Extracted entries

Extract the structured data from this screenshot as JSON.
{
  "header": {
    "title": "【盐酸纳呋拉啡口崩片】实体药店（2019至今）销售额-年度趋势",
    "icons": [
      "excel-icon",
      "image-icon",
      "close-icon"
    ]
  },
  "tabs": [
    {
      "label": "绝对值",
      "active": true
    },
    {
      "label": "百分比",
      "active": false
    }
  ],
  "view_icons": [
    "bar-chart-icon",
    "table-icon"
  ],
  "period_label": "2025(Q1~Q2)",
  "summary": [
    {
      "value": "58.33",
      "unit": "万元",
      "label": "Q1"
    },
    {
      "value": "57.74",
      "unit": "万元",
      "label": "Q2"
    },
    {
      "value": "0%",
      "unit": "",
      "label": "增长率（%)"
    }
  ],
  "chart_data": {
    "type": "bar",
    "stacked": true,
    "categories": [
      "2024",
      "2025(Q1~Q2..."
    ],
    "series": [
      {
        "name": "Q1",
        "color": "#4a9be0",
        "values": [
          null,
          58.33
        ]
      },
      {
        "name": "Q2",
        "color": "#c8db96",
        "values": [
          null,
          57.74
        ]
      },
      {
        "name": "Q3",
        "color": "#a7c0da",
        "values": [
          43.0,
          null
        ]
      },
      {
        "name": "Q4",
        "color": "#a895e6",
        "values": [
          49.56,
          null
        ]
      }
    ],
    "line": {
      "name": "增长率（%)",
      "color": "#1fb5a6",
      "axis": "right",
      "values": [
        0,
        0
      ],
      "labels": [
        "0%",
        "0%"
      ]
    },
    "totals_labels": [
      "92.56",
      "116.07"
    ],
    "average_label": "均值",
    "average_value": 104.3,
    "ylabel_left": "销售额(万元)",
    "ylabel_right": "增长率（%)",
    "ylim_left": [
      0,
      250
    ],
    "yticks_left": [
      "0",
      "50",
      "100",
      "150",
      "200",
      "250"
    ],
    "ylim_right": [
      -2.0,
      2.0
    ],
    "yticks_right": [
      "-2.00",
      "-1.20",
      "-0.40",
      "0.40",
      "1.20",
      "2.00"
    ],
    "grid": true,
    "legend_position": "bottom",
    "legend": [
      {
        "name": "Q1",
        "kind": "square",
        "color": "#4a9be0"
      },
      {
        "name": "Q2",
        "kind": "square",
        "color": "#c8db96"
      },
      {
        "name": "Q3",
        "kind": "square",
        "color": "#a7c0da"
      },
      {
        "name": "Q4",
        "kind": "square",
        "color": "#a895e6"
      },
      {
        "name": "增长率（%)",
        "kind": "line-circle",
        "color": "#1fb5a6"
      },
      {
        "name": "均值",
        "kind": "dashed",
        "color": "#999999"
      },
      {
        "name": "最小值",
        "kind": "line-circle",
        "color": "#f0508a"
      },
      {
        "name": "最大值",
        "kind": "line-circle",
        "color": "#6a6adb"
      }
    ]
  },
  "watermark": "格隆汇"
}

To be done
The listing above should be transcribed in full, exactly as written.

Result for this exercise
Extract the structured data from this screenshot as JSON.
{
  "header": {
    "title": "【盐酸纳呋拉啡口崩片】实体药店（2019至今）销售额-年度趋势",
    "icons": [
      "excel-icon",
      "image-icon",
      "close-icon"
    ]
  },
  "tabs": [
    {
      "label": "绝对值",
      "active": true
    },
    {
      "label": "百分比",
      "active": false
    }
  ],
  "view_icons": [
    "bar-chart-icon",
    "table-icon"
  ],
  "period_label": "2025(Q1~Q2)",
  "summary": [
    {
      "value": "58.33",
      "unit": "万元",
      "label": "Q1"
    },
    {
      "value": "57.74",
      "unit": "万元",
      "label": "Q2"
    },
    {
      "value": "0%",
      "unit": "",
      "label": "增长率（%)"
    }
  ],
  "chart_data": {
    "type": "bar",
    "stacked": true,
    "categories": [
      "2024",
      "2025(Q1~Q2..."
    ],
    "series": [
      {
        "name": "Q1",
        "color": "#4a9be0",
        "values": [
          null,
          58.33
        ]
      },
      {
        "name": "Q2",
        "color": "#c8db96",
        "values": [
          null,
          57.74
        ]
      },
      {
        "name": "Q3",
        "color": "#a7c0da",
        "values": [
          43.0,
          null
        ]
      },
      {
        "name": "Q4",
        "color": "#a895e6",
        "values": [
          49.56,
          null
        ]
      }
    ],
    "line": {
      "name": "增长率（%)",
      "color": "#1fb5a6",
      "axis": "right",
      "values": [
        0,
        0
      ],
      "labels": [
        "0%",
        "0%"
      ]
    },
    "totals_labels": [
      "92.56",
      "116.07"
    ],
    "average_label": "均值",
    "average_value": 104.3,
    "ylabel_left": "销售额(万元)",
    "ylabel_right": "增长率（%)",
    "ylim_left": [
      0,
      250
    ],
    "yticks_left": [
      "0",
      "50",
      "100",
      "150",
      "200",
      "250"
    ],
    "ylim_right": [
      -2.0,
      2.0
    ],
    "yticks_right": [
      "-2.00",
      "-1.20",
      "-0.40",
      "0.40",
      "1.20",
      "2.00"
    ],
    "grid": true,
    "legend_position": "bottom",
    "legend": [
      {
        "name": "Q1",
        "kind": "square",
        "color": "#4a9be0"
      },
      {
        "name": "Q2",
        "kind": "square",
        "color": "#c8db96"
      },
      {
        "name": "Q3",
        "kind": "square",
        "color": "#a7c0da"
      },
      {
        "name": "Q4",
        "kind": "square",
        "color": "#a895e6"
      },
      {
        "name": "增长率（%)",
        "kind": "line-circle",
        "color": "#1fb5a6"
      },
      {
        "name": "均值",
        "kind": "dashed",
        "color": "#999999"
      },
      {
        "name": "最小值",
        "kind": "line-circle",
        "color": "#f0508a"
      },
      {
        "name": "最大值",
        "kind": "line-circle",
        "color": "#6a6adb"
      }
    ]
  },
  "watermark": "格隆汇"
}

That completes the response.